Saved entries
┌──

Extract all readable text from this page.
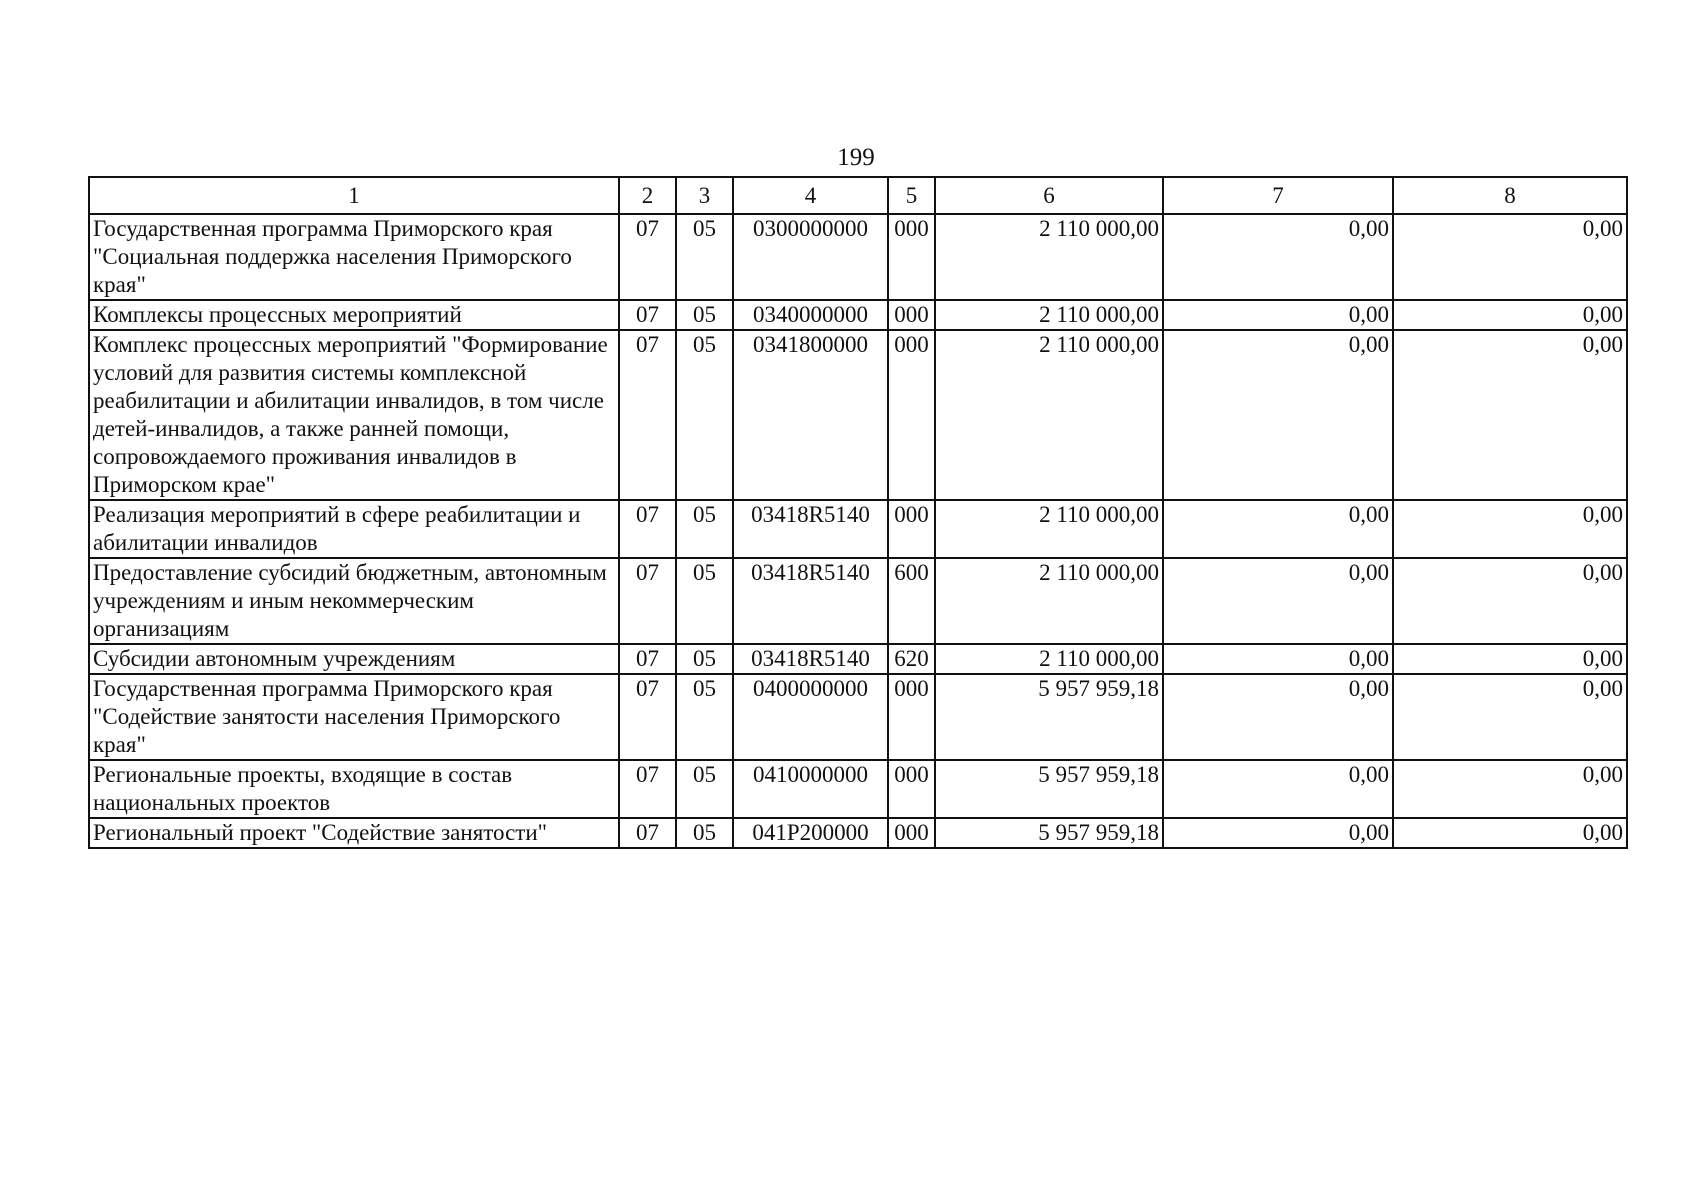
199
1	2	3	4	5	6	7	8
Государственная программа Приморского края "Социальная поддержка населения Приморского края"	07	05	0300000000	000	2 110 000,00	0,00	0,00
Комплексы процессных мероприятий	07	05	0340000000	000	2 110 000,00	0,00	0,00
Комплекс процессных мероприятий "Формирование условий для развития системы комплексной реабилитации и абилитации инвалидов, в том числе детей-инвалидов, а также ранней помощи, сопровождаемого проживания инвалидов в Приморском крае"	07	05	0341800000	000	2 110 000,00	0,00	0,00
Реализация мероприятий в сфере реабилитации и абилитации инвалидов	07	05	03418R5140	000	2 110 000,00	0,00	0,00
Предоставление субсидий бюджетным, автономным учреждениям и иным некоммерческим организациям	07	05	03418R5140	600	2 110 000,00	0,00	0,00
Субсидии автономным учреждениям	07	05	03418R5140	620	2 110 000,00	0,00	0,00
Государственная программа Приморского края "Содействие занятости населения Приморского края"	07	05	0400000000	000	5 957 959,18	0,00	0,00
Региональные проекты, входящие в состав национальных проектов	07	05	0410000000	000	5 957 959,18	0,00	0,00
Региональный проект "Содействие занятости"	07	05	041P200000	000	5 957 959,18	0,00	0,00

└──

• The request: Reproduce each entry precisely. Leave the pictures out.

• Completed exercise:
Extract all readable text from this page.
199
1	2	3	4	5	6	7	8
Государственная программа Приморского края "Социальная поддержка населения Приморского края"	07	05	0300000000	000	2 110 000,00	0,00	0,00
Комплексы процессных мероприятий	07	05	0340000000	000	2 110 000,00	0,00	0,00
Комплекс процессных мероприятий "Формирование условий для развития системы комплексной реабилитации и абилитации инвалидов, в том числе детей-инвалидов, а также ранней помощи, сопровождаемого проживания инвалидов в Приморском крае"	07	05	0341800000	000	2 110 000,00	0,00	0,00
Реализация мероприятий в сфере реабилитации и абилитации инвалидов	07	05	03418R5140	000	2 110 000,00	0,00	0,00
Предоставление субсидий бюджетным, автономным учреждениям и иным некоммерческим организациям	07	05	03418R5140	600	2 110 000,00	0,00	0,00
Субсидии автономным учреждениям	07	05	03418R5140	620	2 110 000,00	0,00	0,00
Государственная программа Приморского края "Содействие занятости населения Приморского края"	07	05	0400000000	000	5 957 959,18	0,00	0,00
Региональные проекты, входящие в состав национальных проектов	07	05	0410000000	000	5 957 959,18	0,00	0,00
Региональный проект "Содействие занятости"	07	05	041P200000	000	5 957 959,18	0,00	0,00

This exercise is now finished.